Task brief - State how many lines contain "JSON", and write nothing except that count.

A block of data
- - -

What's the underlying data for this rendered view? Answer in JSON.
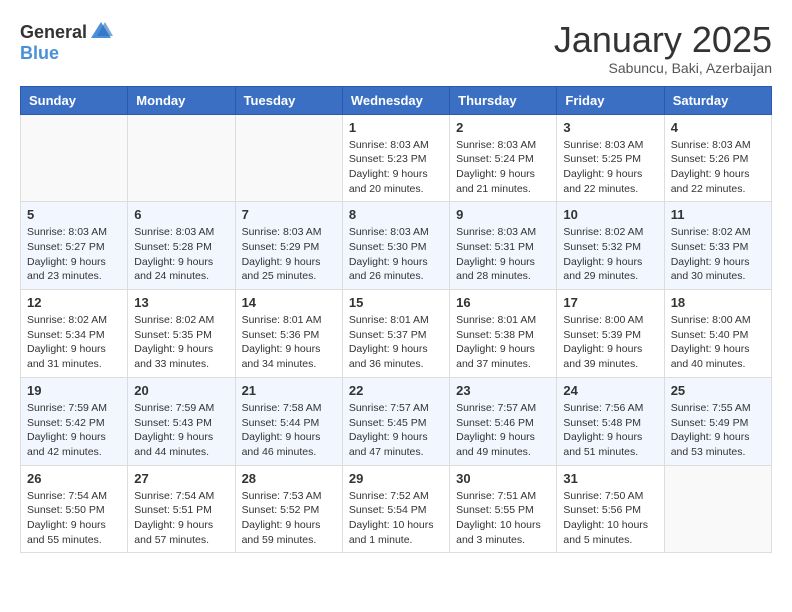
{
  "logo": {
    "general": "General",
    "blue": "Blue"
  },
  "header": {
    "month": "January 2025",
    "location": "Sabuncu, Baki, Azerbaijan"
  },
  "days_of_week": [
    "Sunday",
    "Monday",
    "Tuesday",
    "Wednesday",
    "Thursday",
    "Friday",
    "Saturday"
  ],
  "weeks": [
    [
      {
        "day": "",
        "info": ""
      },
      {
        "day": "",
        "info": ""
      },
      {
        "day": "",
        "info": ""
      },
      {
        "day": "1",
        "info": "Sunrise: 8:03 AM\nSunset: 5:23 PM\nDaylight: 9 hours\nand 20 minutes."
      },
      {
        "day": "2",
        "info": "Sunrise: 8:03 AM\nSunset: 5:24 PM\nDaylight: 9 hours\nand 21 minutes."
      },
      {
        "day": "3",
        "info": "Sunrise: 8:03 AM\nSunset: 5:25 PM\nDaylight: 9 hours\nand 22 minutes."
      },
      {
        "day": "4",
        "info": "Sunrise: 8:03 AM\nSunset: 5:26 PM\nDaylight: 9 hours\nand 22 minutes."
      }
    ],
    [
      {
        "day": "5",
        "info": "Sunrise: 8:03 AM\nSunset: 5:27 PM\nDaylight: 9 hours\nand 23 minutes."
      },
      {
        "day": "6",
        "info": "Sunrise: 8:03 AM\nSunset: 5:28 PM\nDaylight: 9 hours\nand 24 minutes."
      },
      {
        "day": "7",
        "info": "Sunrise: 8:03 AM\nSunset: 5:29 PM\nDaylight: 9 hours\nand 25 minutes."
      },
      {
        "day": "8",
        "info": "Sunrise: 8:03 AM\nSunset: 5:30 PM\nDaylight: 9 hours\nand 26 minutes."
      },
      {
        "day": "9",
        "info": "Sunrise: 8:03 AM\nSunset: 5:31 PM\nDaylight: 9 hours\nand 28 minutes."
      },
      {
        "day": "10",
        "info": "Sunrise: 8:02 AM\nSunset: 5:32 PM\nDaylight: 9 hours\nand 29 minutes."
      },
      {
        "day": "11",
        "info": "Sunrise: 8:02 AM\nSunset: 5:33 PM\nDaylight: 9 hours\nand 30 minutes."
      }
    ],
    [
      {
        "day": "12",
        "info": "Sunrise: 8:02 AM\nSunset: 5:34 PM\nDaylight: 9 hours\nand 31 minutes."
      },
      {
        "day": "13",
        "info": "Sunrise: 8:02 AM\nSunset: 5:35 PM\nDaylight: 9 hours\nand 33 minutes."
      },
      {
        "day": "14",
        "info": "Sunrise: 8:01 AM\nSunset: 5:36 PM\nDaylight: 9 hours\nand 34 minutes."
      },
      {
        "day": "15",
        "info": "Sunrise: 8:01 AM\nSunset: 5:37 PM\nDaylight: 9 hours\nand 36 minutes."
      },
      {
        "day": "16",
        "info": "Sunrise: 8:01 AM\nSunset: 5:38 PM\nDaylight: 9 hours\nand 37 minutes."
      },
      {
        "day": "17",
        "info": "Sunrise: 8:00 AM\nSunset: 5:39 PM\nDaylight: 9 hours\nand 39 minutes."
      },
      {
        "day": "18",
        "info": "Sunrise: 8:00 AM\nSunset: 5:40 PM\nDaylight: 9 hours\nand 40 minutes."
      }
    ],
    [
      {
        "day": "19",
        "info": "Sunrise: 7:59 AM\nSunset: 5:42 PM\nDaylight: 9 hours\nand 42 minutes."
      },
      {
        "day": "20",
        "info": "Sunrise: 7:59 AM\nSunset: 5:43 PM\nDaylight: 9 hours\nand 44 minutes."
      },
      {
        "day": "21",
        "info": "Sunrise: 7:58 AM\nSunset: 5:44 PM\nDaylight: 9 hours\nand 46 minutes."
      },
      {
        "day": "22",
        "info": "Sunrise: 7:57 AM\nSunset: 5:45 PM\nDaylight: 9 hours\nand 47 minutes."
      },
      {
        "day": "23",
        "info": "Sunrise: 7:57 AM\nSunset: 5:46 PM\nDaylight: 9 hours\nand 49 minutes."
      },
      {
        "day": "24",
        "info": "Sunrise: 7:56 AM\nSunset: 5:48 PM\nDaylight: 9 hours\nand 51 minutes."
      },
      {
        "day": "25",
        "info": "Sunrise: 7:55 AM\nSunset: 5:49 PM\nDaylight: 9 hours\nand 53 minutes."
      }
    ],
    [
      {
        "day": "26",
        "info": "Sunrise: 7:54 AM\nSunset: 5:50 PM\nDaylight: 9 hours\nand 55 minutes."
      },
      {
        "day": "27",
        "info": "Sunrise: 7:54 AM\nSunset: 5:51 PM\nDaylight: 9 hours\nand 57 minutes."
      },
      {
        "day": "28",
        "info": "Sunrise: 7:53 AM\nSunset: 5:52 PM\nDaylight: 9 hours\nand 59 minutes."
      },
      {
        "day": "29",
        "info": "Sunrise: 7:52 AM\nSunset: 5:54 PM\nDaylight: 10 hours\nand 1 minute."
      },
      {
        "day": "30",
        "info": "Sunrise: 7:51 AM\nSunset: 5:55 PM\nDaylight: 10 hours\nand 3 minutes."
      },
      {
        "day": "31",
        "info": "Sunrise: 7:50 AM\nSunset: 5:56 PM\nDaylight: 10 hours\nand 5 minutes."
      },
      {
        "day": "",
        "info": ""
      }
    ]
  ]
}
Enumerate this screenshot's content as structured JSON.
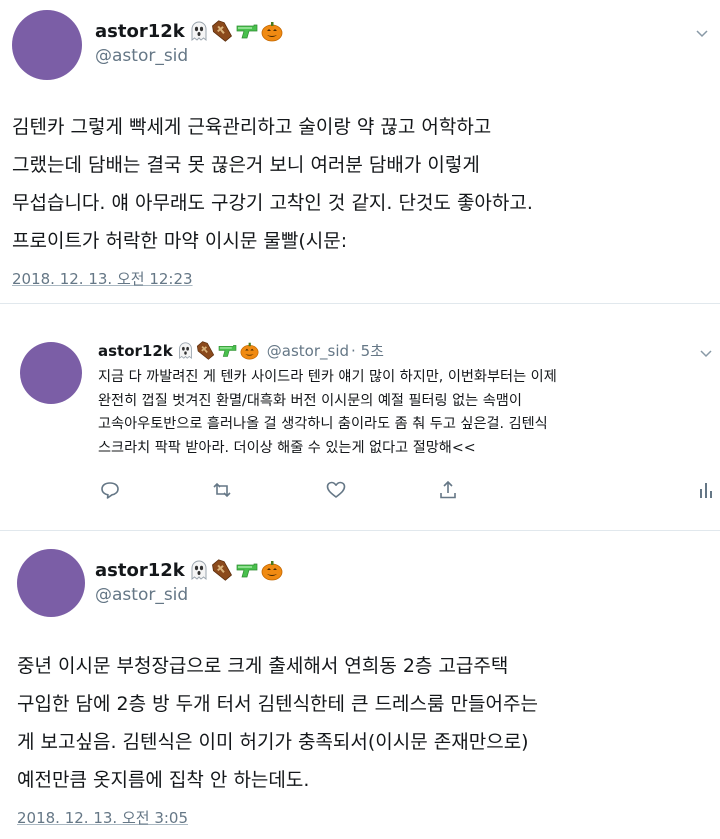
{
  "tweet1": {
    "display_name": "astor12k",
    "handle": "@astor_sid",
    "body": "김텐카 그렇게 빡세게 근육관리하고 술이랑 약 끊고 어학하고\n그랬는데 담배는 결국 못 끊은거 보니 여러분 담배가 이렇게\n무섭습니다. 얘 아무래도 구강기 고착인 것 같지. 단것도 좋아하고.\n프로이트가 허락한 마약 이시문 물빨(시문:",
    "timestamp": "2018. 12. 13. 오전 12:23"
  },
  "reply": {
    "display_name": "astor12k",
    "handle": "@astor_sid",
    "age": "· 5초",
    "body": "지금 다 까발려진 게 텐카 사이드라 텐카 얘기 많이 하지만, 이번화부터는 이제\n완전히 껍질 벗겨진 환멸/대흑화 버전 이시문의 예절 필터링 없는 속맴이\n고속아우토반으로 흘러나올 걸 생각하니 춤이라도 좀 춰 두고 싶은걸. 김텐식\n스크라치 팍팍 받아라. 더이상 해줄 수 있는게 없다고 절망해<<"
  },
  "tweet2": {
    "display_name": "astor12k",
    "handle": "@astor_sid",
    "body": "중년 이시문 부청장급으로 크게 출세해서 연희동 2층 고급주택\n구입한 담에 2층 방 두개 터서 김텐식한테 큰 드레스룸 만들어주는\n게 보고싶음. 김텐식은 이미 허기가 충족되서(이시문 존재만으로)\n예전만큼 옷지름에 집착 안 하는데도.",
    "timestamp": "2018. 12. 13. 오전 3:05"
  },
  "icons": [
    "ghost-emoji-icon",
    "coffin-emoji-icon",
    "water-gun-emoji-icon",
    "pumpkin-emoji-icon",
    "chevron-down-icon",
    "reply-icon",
    "retweet-icon",
    "like-icon",
    "share-icon",
    "analytics-icon"
  ],
  "colors": {
    "avatar": "#7b5ea6",
    "secondary_text": "#657786",
    "divider": "#e1e8ed"
  }
}
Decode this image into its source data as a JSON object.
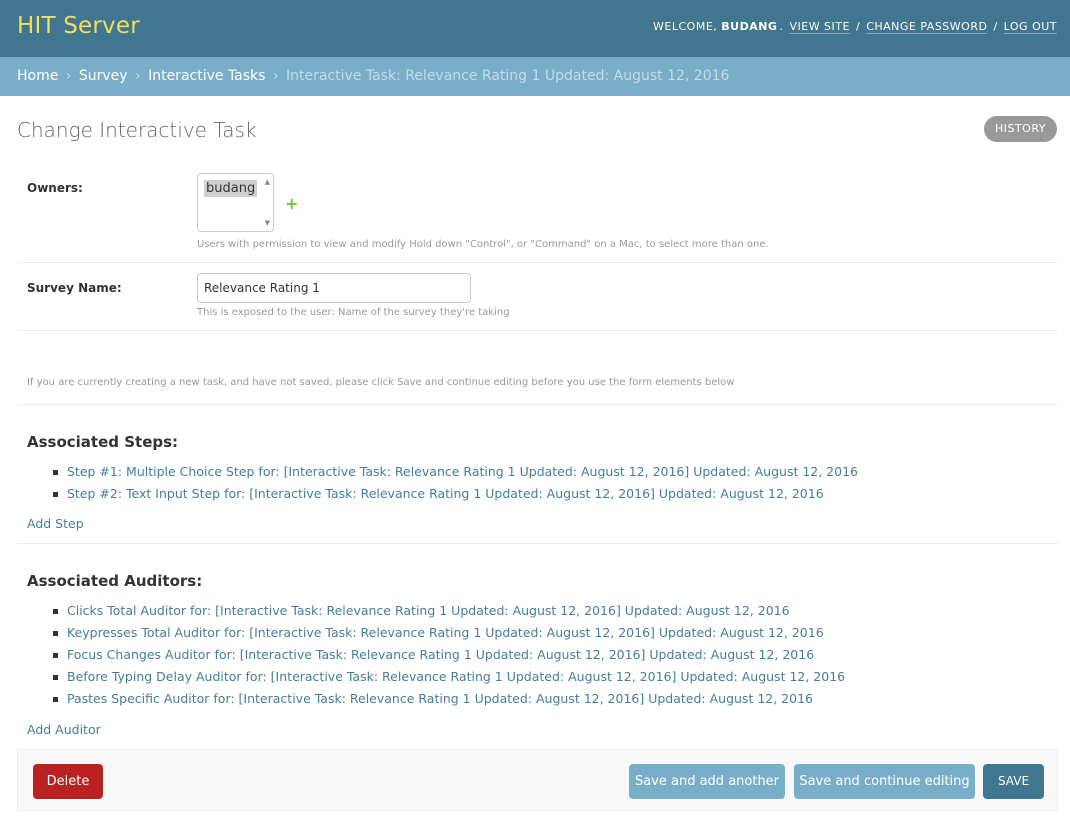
{
  "header": {
    "site_title": "HIT Server",
    "welcome": "WELCOME,",
    "username": "BUDANG",
    "links": [
      "VIEW SITE",
      "CHANGE PASSWORD",
      "LOG OUT"
    ]
  },
  "breadcrumbs": {
    "items": [
      "Home",
      "Survey",
      "Interactive Tasks"
    ],
    "current": "Interactive Task: Relevance Rating 1 Updated: August 12, 2016",
    "separator": "›"
  },
  "page": {
    "title": "Change Interactive Task",
    "history_label": "HISTORY"
  },
  "form": {
    "owners": {
      "label": "Owners:",
      "options": [
        "budang"
      ],
      "selected": "budang",
      "add_icon": "+",
      "help": "Users with permission to view and modify Hold down \"Control\", or \"Command\" on a Mac, to select more than one."
    },
    "survey_name": {
      "label": "Survey Name:",
      "value": "Relevance Rating 1",
      "help": "This is exposed to the user: Name of the survey they're taking"
    },
    "notice": "If you are currently creating a new task, and have not saved, please click Save and continue editing before you use the form elements below"
  },
  "steps": {
    "title": "Associated Steps:",
    "items": [
      "Step #1: Multiple Choice Step for: [Interactive Task: Relevance Rating 1 Updated: August 12, 2016] Updated: August 12, 2016",
      "Step #2: Text Input Step for: [Interactive Task: Relevance Rating 1 Updated: August 12, 2016] Updated: August 12, 2016"
    ],
    "add_label": "Add Step"
  },
  "auditors": {
    "title": "Associated Auditors:",
    "items": [
      "Clicks Total Auditor for: [Interactive Task: Relevance Rating 1 Updated: August 12, 2016] Updated: August 12, 2016",
      "Keypresses Total Auditor for: [Interactive Task: Relevance Rating 1 Updated: August 12, 2016] Updated: August 12, 2016",
      "Focus Changes Auditor for: [Interactive Task: Relevance Rating 1 Updated: August 12, 2016] Updated: August 12, 2016",
      "Before Typing Delay Auditor for: [Interactive Task: Relevance Rating 1 Updated: August 12, 2016] Updated: August 12, 2016",
      "Pastes Specific Auditor for: [Interactive Task: Relevance Rating 1 Updated: August 12, 2016] Updated: August 12, 2016"
    ],
    "add_label": "Add Auditor"
  },
  "submit_row": {
    "delete_label": "Delete",
    "save_add_another_label": "Save and add another",
    "save_continue_label": "Save and continue editing",
    "save_label": "SAVE"
  },
  "colors": {
    "header_bg": "#417690",
    "breadcrumbs_bg": "#79aec8",
    "site_title": "#f5dd5d",
    "link": "#447e9b",
    "delete": "#ba2121",
    "add_icon": "#70bf2b"
  }
}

- - -

Result of this task - 3